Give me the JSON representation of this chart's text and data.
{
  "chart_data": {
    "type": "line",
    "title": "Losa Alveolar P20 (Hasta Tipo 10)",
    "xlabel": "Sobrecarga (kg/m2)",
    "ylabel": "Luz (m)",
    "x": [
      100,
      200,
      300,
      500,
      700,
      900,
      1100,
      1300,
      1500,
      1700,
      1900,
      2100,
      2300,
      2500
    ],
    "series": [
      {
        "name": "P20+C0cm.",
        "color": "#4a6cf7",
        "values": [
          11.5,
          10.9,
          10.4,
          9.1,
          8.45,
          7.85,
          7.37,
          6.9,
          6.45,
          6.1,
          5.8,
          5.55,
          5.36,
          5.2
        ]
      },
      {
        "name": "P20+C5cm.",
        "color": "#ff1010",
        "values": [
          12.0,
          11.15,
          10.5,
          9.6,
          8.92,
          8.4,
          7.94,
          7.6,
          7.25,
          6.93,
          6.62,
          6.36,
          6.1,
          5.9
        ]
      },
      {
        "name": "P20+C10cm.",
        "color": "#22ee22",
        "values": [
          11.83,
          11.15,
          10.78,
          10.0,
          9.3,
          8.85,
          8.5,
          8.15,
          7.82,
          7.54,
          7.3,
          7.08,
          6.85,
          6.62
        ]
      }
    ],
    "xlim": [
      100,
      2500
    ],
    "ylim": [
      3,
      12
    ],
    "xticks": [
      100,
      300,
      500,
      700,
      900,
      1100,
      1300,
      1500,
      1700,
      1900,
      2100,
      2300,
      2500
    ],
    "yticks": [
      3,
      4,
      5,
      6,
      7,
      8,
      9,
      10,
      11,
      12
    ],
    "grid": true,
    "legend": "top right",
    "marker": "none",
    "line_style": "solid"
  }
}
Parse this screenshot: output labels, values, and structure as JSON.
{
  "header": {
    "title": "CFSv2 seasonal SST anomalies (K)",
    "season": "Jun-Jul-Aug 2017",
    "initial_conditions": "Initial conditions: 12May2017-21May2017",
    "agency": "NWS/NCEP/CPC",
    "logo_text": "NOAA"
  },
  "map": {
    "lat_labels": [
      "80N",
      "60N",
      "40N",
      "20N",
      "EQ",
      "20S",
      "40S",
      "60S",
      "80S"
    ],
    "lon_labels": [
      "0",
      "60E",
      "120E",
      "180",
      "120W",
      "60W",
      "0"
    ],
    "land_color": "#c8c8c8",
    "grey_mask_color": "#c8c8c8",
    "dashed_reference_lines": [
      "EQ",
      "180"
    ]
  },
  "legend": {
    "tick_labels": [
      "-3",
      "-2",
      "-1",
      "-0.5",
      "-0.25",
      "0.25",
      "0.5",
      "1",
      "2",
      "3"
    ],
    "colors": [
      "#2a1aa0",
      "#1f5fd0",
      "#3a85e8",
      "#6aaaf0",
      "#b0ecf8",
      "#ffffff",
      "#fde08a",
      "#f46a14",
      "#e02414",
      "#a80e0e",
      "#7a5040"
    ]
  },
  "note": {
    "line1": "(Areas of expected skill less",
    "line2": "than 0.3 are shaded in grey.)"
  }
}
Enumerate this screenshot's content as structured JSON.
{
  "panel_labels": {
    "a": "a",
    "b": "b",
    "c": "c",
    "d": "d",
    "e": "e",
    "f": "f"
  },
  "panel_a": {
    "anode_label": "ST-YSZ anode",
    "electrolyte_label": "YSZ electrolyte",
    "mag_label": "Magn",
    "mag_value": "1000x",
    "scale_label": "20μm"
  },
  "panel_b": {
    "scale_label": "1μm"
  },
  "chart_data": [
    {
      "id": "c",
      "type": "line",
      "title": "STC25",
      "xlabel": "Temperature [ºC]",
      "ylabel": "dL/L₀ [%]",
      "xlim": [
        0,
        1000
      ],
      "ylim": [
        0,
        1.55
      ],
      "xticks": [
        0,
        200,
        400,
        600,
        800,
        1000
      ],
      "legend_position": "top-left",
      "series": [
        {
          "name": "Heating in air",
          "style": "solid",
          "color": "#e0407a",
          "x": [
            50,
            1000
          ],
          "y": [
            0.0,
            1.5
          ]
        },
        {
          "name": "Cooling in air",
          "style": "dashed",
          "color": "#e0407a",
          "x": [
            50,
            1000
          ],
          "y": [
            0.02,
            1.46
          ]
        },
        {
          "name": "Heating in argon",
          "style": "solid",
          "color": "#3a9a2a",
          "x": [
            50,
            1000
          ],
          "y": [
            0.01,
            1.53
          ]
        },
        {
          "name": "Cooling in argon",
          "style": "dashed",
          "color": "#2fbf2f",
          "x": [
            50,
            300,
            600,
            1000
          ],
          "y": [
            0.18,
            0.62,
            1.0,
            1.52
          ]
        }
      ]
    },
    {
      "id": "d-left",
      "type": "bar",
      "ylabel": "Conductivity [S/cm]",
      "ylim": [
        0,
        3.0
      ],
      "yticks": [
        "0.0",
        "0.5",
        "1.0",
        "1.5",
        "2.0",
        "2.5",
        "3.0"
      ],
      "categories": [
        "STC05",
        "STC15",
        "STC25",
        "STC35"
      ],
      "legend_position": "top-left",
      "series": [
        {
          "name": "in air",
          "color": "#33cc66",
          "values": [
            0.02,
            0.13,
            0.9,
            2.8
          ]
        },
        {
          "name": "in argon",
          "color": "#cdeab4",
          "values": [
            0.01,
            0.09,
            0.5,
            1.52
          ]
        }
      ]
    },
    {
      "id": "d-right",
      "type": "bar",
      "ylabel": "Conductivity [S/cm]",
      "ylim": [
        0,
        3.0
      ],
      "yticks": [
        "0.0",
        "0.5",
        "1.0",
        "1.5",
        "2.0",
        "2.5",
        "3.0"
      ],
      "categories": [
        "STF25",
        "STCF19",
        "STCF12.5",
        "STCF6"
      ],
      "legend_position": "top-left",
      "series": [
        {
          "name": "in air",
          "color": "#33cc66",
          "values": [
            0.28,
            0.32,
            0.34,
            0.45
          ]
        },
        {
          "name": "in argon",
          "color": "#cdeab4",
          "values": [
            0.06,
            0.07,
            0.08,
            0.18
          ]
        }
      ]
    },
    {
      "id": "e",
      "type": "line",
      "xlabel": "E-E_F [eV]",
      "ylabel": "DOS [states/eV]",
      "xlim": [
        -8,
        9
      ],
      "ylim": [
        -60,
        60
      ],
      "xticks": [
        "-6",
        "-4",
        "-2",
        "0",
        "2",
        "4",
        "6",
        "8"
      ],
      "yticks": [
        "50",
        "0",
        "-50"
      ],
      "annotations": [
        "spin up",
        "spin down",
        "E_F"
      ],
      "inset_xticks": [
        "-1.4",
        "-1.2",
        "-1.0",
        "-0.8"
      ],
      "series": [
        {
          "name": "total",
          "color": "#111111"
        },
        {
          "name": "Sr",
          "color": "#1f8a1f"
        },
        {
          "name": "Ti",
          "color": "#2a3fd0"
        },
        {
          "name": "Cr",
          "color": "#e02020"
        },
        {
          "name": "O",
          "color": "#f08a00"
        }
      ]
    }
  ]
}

## Task statement
Retype the records above exactly.

## Solution to this exercise
Give me the JSON representation of this chart's text and data.
{
  "chart_data": {
    "type": "line",
    "title": "Losa Alveolar P20 (Hasta Tipo 10)",
    "xlabel": "Sobrecarga (kg/m2)",
    "ylabel": "Luz (m)",
    "x": [
      100,
      200,
      300,
      500,
      700,
      900,
      1100,
      1300,
      1500,
      1700,
      1900,
      2100,
      2300,
      2500
    ],
    "series": [
      {
        "name": "P20+C0cm.",
        "color": "#4a6cf7",
        "values": [
          11.5,
          10.9,
          10.4,
          9.1,
          8.45,
          7.85,
          7.37,
          6.9,
          6.45,
          6.1,
          5.8,
          5.55,
          5.36,
          5.2
        ]
      },
      {
        "name": "P20+C5cm.",
        "color": "#ff1010",
        "values": [
          12.0,
          11.15,
          10.5,
          9.6,
          8.92,
          8.4,
          7.94,
          7.6,
          7.25,
          6.93,
          6.62,
          6.36,
          6.1,
          5.9
        ]
      },
      {
        "name": "P20+C10cm.",
        "color": "#22ee22",
        "values": [
          11.83,
          11.15,
          10.78,
          10.0,
          9.3,
          8.85,
          8.5,
          8.15,
          7.82,
          7.54,
          7.3,
          7.08,
          6.85,
          6.62
        ]
      }
    ],
    "xlim": [
      100,
      2500
    ],
    "ylim": [
      3,
      12
    ],
    "xticks": [
      100,
      300,
      500,
      700,
      900,
      1100,
      1300,
      1500,
      1700,
      1900,
      2100,
      2300,
      2500
    ],
    "yticks": [
      3,
      4,
      5,
      6,
      7,
      8,
      9,
      10,
      11,
      12
    ],
    "grid": true,
    "legend": "top right",
    "marker": "none",
    "line_style": "solid"
  }
}
Parse this screenshot: output labels, values, and structure as JSON.
{
  "header": {
    "title": "CFSv2 seasonal SST anomalies (K)",
    "season": "Jun-Jul-Aug 2017",
    "initial_conditions": "Initial conditions: 12May2017-21May2017",
    "agency": "NWS/NCEP/CPC",
    "logo_text": "NOAA"
  },
  "map": {
    "lat_labels": [
      "80N",
      "60N",
      "40N",
      "20N",
      "EQ",
      "20S",
      "40S",
      "60S",
      "80S"
    ],
    "lon_labels": [
      "0",
      "60E",
      "120E",
      "180",
      "120W",
      "60W",
      "0"
    ],
    "land_color": "#c8c8c8",
    "grey_mask_color": "#c8c8c8",
    "dashed_reference_lines": [
      "EQ",
      "180"
    ]
  },
  "legend": {
    "tick_labels": [
      "-3",
      "-2",
      "-1",
      "-0.5",
      "-0.25",
      "0.25",
      "0.5",
      "1",
      "2",
      "3"
    ],
    "colors": [
      "#2a1aa0",
      "#1f5fd0",
      "#3a85e8",
      "#6aaaf0",
      "#b0ecf8",
      "#ffffff",
      "#fde08a",
      "#f46a14",
      "#e02414",
      "#a80e0e",
      "#7a5040"
    ]
  },
  "note": {
    "line1": "(Areas of expected skill less",
    "line2": "than 0.3 are shaded in grey.)"
  }
}
Enumerate this screenshot's content as structured JSON.
{
  "panel_labels": {
    "a": "a",
    "b": "b",
    "c": "c",
    "d": "d",
    "e": "e",
    "f": "f"
  },
  "panel_a": {
    "anode_label": "ST-YSZ anode",
    "electrolyte_label": "YSZ electrolyte",
    "mag_label": "Magn",
    "mag_value": "1000x",
    "scale_label": "20μm"
  },
  "panel_b": {
    "scale_label": "1μm"
  },
  "chart_data": [
    {
      "id": "c",
      "type": "line",
      "title": "STC25",
      "xlabel": "Temperature [ºC]",
      "ylabel": "dL/L₀ [%]",
      "xlim": [
        0,
        1000
      ],
      "ylim": [
        0,
        1.55
      ],
      "xticks": [
        0,
        200,
        400,
        600,
        800,
        1000
      ],
      "legend_position": "top-left",
      "series": [
        {
          "name": "Heating in air",
          "style": "solid",
          "color": "#e0407a",
          "x": [
            50,
            1000
          ],
          "y": [
            0.0,
            1.5
          ]
        },
        {
          "name": "Cooling in air",
          "style": "dashed",
          "color": "#e0407a",
          "x": [
            50,
            1000
          ],
          "y": [
            0.02,
            1.46
          ]
        },
        {
          "name": "Heating in argon",
          "style": "solid",
          "color": "#3a9a2a",
          "x": [
            50,
            1000
          ],
          "y": [
            0.01,
            1.53
          ]
        },
        {
          "name": "Cooling in argon",
          "style": "dashed",
          "color": "#2fbf2f",
          "x": [
            50,
            300,
            600,
            1000
          ],
          "y": [
            0.18,
            0.62,
            1.0,
            1.52
          ]
        }
      ]
    },
    {
      "id": "d-left",
      "type": "bar",
      "ylabel": "Conductivity [S/cm]",
      "ylim": [
        0,
        3.0
      ],
      "yticks": [
        "0.0",
        "0.5",
        "1.0",
        "1.5",
        "2.0",
        "2.5",
        "3.0"
      ],
      "categories": [
        "STC05",
        "STC15",
        "STC25",
        "STC35"
      ],
      "legend_position": "top-left",
      "series": [
        {
          "name": "in air",
          "color": "#33cc66",
          "values": [
            0.02,
            0.13,
            0.9,
            2.8
          ]
        },
        {
          "name": "in argon",
          "color": "#cdeab4",
          "values": [
            0.01,
            0.09,
            0.5,
            1.52
          ]
        }
      ]
    },
    {
      "id": "d-right",
      "type": "bar",
      "ylabel": "Conductivity [S/cm]",
      "ylim": [
        0,
        3.0
      ],
      "yticks": [
        "0.0",
        "0.5",
        "1.0",
        "1.5",
        "2.0",
        "2.5",
        "3.0"
      ],
      "categories": [
        "STF25",
        "STCF19",
        "STCF12.5",
        "STCF6"
      ],
      "legend_position": "top-left",
      "series": [
        {
          "name": "in air",
          "color": "#33cc66",
          "values": [
            0.28,
            0.32,
            0.34,
            0.45
          ]
        },
        {
          "name": "in argon",
          "color": "#cdeab4",
          "values": [
            0.06,
            0.07,
            0.08,
            0.18
          ]
        }
      ]
    },
    {
      "id": "e",
      "type": "line",
      "xlabel": "E-E_F [eV]",
      "ylabel": "DOS [states/eV]",
      "xlim": [
        -8,
        9
      ],
      "ylim": [
        -60,
        60
      ],
      "xticks": [
        "-6",
        "-4",
        "-2",
        "0",
        "2",
        "4",
        "6",
        "8"
      ],
      "yticks": [
        "50",
        "0",
        "-50"
      ],
      "annotations": [
        "spin up",
        "spin down",
        "E_F"
      ],
      "inset_xticks": [
        "-1.4",
        "-1.2",
        "-1.0",
        "-0.8"
      ],
      "series": [
        {
          "name": "total",
          "color": "#111111"
        },
        {
          "name": "Sr",
          "color": "#1f8a1f"
        },
        {
          "name": "Ti",
          "color": "#2a3fd0"
        },
        {
          "name": "Cr",
          "color": "#e02020"
        },
        {
          "name": "O",
          "color": "#f08a00"
        }
      ]
    }
  ]
}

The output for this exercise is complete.